**EXERCISE PROMPT**
Reproduce the entries in full, with no changes.

○ ○ ○ ○

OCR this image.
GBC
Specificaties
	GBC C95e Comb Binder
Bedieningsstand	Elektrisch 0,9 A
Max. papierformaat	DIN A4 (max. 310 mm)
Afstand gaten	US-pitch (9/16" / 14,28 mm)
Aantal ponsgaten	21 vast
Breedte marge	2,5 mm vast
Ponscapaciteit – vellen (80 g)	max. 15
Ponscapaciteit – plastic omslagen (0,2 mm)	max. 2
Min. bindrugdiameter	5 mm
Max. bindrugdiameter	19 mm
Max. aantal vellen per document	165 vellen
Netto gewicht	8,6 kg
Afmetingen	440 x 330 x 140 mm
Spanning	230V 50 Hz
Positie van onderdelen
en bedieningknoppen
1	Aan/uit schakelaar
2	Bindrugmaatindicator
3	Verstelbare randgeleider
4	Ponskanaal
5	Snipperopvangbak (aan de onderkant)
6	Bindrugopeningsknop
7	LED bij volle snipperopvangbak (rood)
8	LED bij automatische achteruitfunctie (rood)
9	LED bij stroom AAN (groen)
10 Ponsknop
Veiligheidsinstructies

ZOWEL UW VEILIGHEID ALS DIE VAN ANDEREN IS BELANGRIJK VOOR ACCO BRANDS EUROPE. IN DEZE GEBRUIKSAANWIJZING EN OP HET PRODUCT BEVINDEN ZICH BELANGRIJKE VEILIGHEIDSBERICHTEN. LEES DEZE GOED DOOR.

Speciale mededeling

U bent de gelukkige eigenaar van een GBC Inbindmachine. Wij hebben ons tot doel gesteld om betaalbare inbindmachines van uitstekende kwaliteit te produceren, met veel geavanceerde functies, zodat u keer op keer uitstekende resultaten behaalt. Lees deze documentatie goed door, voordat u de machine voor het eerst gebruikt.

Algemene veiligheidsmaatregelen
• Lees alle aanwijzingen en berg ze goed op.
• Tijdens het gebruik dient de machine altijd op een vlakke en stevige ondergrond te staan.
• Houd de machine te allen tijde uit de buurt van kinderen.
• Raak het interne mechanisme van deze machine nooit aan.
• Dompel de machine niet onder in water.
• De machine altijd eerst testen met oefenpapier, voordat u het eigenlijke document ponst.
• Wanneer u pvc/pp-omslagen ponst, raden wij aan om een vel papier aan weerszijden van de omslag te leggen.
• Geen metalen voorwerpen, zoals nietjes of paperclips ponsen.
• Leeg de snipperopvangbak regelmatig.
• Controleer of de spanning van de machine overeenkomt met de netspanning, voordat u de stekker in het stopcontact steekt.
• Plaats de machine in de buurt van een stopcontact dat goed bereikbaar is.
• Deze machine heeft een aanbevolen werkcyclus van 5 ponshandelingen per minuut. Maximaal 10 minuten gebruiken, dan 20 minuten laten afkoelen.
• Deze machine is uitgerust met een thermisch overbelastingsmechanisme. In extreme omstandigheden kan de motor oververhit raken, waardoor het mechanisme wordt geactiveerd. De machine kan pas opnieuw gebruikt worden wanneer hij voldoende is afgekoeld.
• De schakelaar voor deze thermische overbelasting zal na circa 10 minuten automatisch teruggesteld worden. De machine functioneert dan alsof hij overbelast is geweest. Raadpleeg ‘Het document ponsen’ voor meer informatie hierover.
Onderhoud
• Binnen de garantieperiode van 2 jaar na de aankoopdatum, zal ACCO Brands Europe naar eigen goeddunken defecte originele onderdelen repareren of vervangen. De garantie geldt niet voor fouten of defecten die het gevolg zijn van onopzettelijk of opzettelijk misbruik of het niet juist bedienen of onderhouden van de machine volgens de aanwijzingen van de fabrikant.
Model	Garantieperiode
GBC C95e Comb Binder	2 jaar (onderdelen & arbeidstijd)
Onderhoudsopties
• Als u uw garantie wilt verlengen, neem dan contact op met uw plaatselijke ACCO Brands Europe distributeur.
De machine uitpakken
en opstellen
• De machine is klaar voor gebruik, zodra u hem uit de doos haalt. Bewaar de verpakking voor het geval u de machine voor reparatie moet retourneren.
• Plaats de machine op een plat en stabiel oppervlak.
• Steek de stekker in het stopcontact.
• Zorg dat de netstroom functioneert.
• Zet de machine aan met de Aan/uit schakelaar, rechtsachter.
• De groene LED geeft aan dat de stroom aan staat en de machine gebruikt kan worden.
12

○ ○ ○ ○

**TASK RESULT**
OCR this image.
GBC
Specificaties
	GBC C95e Comb Binder
Bedieningsstand	Elektrisch 0,9 A
Max. papierformaat	DIN A4 (max. 310 mm)
Afstand gaten	US-pitch (9/16" / 14,28 mm)
Aantal ponsgaten	21 vast
Breedte marge	2,5 mm vast
Ponscapaciteit – vellen (80 g)	max. 15
Ponscapaciteit – plastic omslagen (0,2 mm)	max. 2
Min. bindrugdiameter	5 mm
Max. bindrugdiameter	19 mm
Max. aantal vellen per document	165 vellen
Netto gewicht	8,6 kg
Afmetingen	440 x 330 x 140 mm
Spanning	230V 50 Hz
Positie van onderdelen
en bedieningknoppen
1	Aan/uit schakelaar
2	Bindrugmaatindicator
3	Verstelbare randgeleider
4	Ponskanaal
5	Snipperopvangbak (aan de onderkant)
6	Bindrugopeningsknop
7	LED bij volle snipperopvangbak (rood)
8	LED bij automatische achteruitfunctie (rood)
9	LED bij stroom AAN (groen)
10 Ponsknop
Veiligheidsinstructies

ZOWEL UW VEILIGHEID ALS DIE VAN ANDEREN IS BELANGRIJK VOOR ACCO BRANDS EUROPE. IN DEZE GEBRUIKSAANWIJZING EN OP HET PRODUCT BEVINDEN ZICH BELANGRIJKE VEILIGHEIDSBERICHTEN. LEES DEZE GOED DOOR.

Speciale mededeling

U bent de gelukkige eigenaar van een GBC Inbindmachine. Wij hebben ons tot doel gesteld om betaalbare inbindmachines van uitstekende kwaliteit te produceren, met veel geavanceerde functies, zodat u keer op keer uitstekende resultaten behaalt. Lees deze documentatie goed door, voordat u de machine voor het eerst gebruikt.

Algemene veiligheidsmaatregelen
• Lees alle aanwijzingen en berg ze goed op.
• Tijdens het gebruik dient de machine altijd op een vlakke en stevige ondergrond te staan.
• Houd de machine te allen tijde uit de buurt van kinderen.
• Raak het interne mechanisme van deze machine nooit aan.
• Dompel de machine niet onder in water.
• De machine altijd eerst testen met oefenpapier, voordat u het eigenlijke document ponst.
• Wanneer u pvc/pp-omslagen ponst, raden wij aan om een vel papier aan weerszijden van de omslag te leggen.
• Geen metalen voorwerpen, zoals nietjes of paperclips ponsen.
• Leeg de snipperopvangbak regelmatig.
• Controleer of de spanning van de machine overeenkomt met de netspanning, voordat u de stekker in het stopcontact steekt.
• Plaats de machine in de buurt van een stopcontact dat goed bereikbaar is.
• Deze machine heeft een aanbevolen werkcyclus van 5 ponshandelingen per minuut. Maximaal 10 minuten gebruiken, dan 20 minuten laten afkoelen.
• Deze machine is uitgerust met een thermisch overbelastingsmechanisme. In extreme omstandigheden kan de motor oververhit raken, waardoor het mechanisme wordt geactiveerd. De machine kan pas opnieuw gebruikt worden wanneer hij voldoende is afgekoeld.
• De schakelaar voor deze thermische overbelasting zal na circa 10 minuten automatisch teruggesteld worden. De machine functioneert dan alsof hij overbelast is geweest. Raadpleeg ‘Het document ponsen’ voor meer informatie hierover.
Onderhoud
• Binnen de garantieperiode van 2 jaar na de aankoopdatum, zal ACCO Brands Europe naar eigen goeddunken defecte originele onderdelen repareren of vervangen. De garantie geldt niet voor fouten of defecten die het gevolg zijn van onopzettelijk of opzettelijk misbruik of het niet juist bedienen of onderhouden van de machine volgens de aanwijzingen van de fabrikant.
Model	Garantieperiode
GBC C95e Comb Binder	2 jaar (onderdelen & arbeidstijd)
Onderhoudsopties
• Als u uw garantie wilt verlengen, neem dan contact op met uw plaatselijke ACCO Brands Europe distributeur.
De machine uitpakken
en opstellen
• De machine is klaar voor gebruik, zodra u hem uit de doos haalt. Bewaar de verpakking voor het geval u de machine voor reparatie moet retourneren.
• Plaats de machine op een plat en stabiel oppervlak.
• Steek de stekker in het stopcontact.
• Zorg dat de netstroom functioneert.
• Zet de machine aan met de Aan/uit schakelaar, rechtsachter.
• De groene LED geeft aan dat de stroom aan staat en de machine gebruikt kan worden.
12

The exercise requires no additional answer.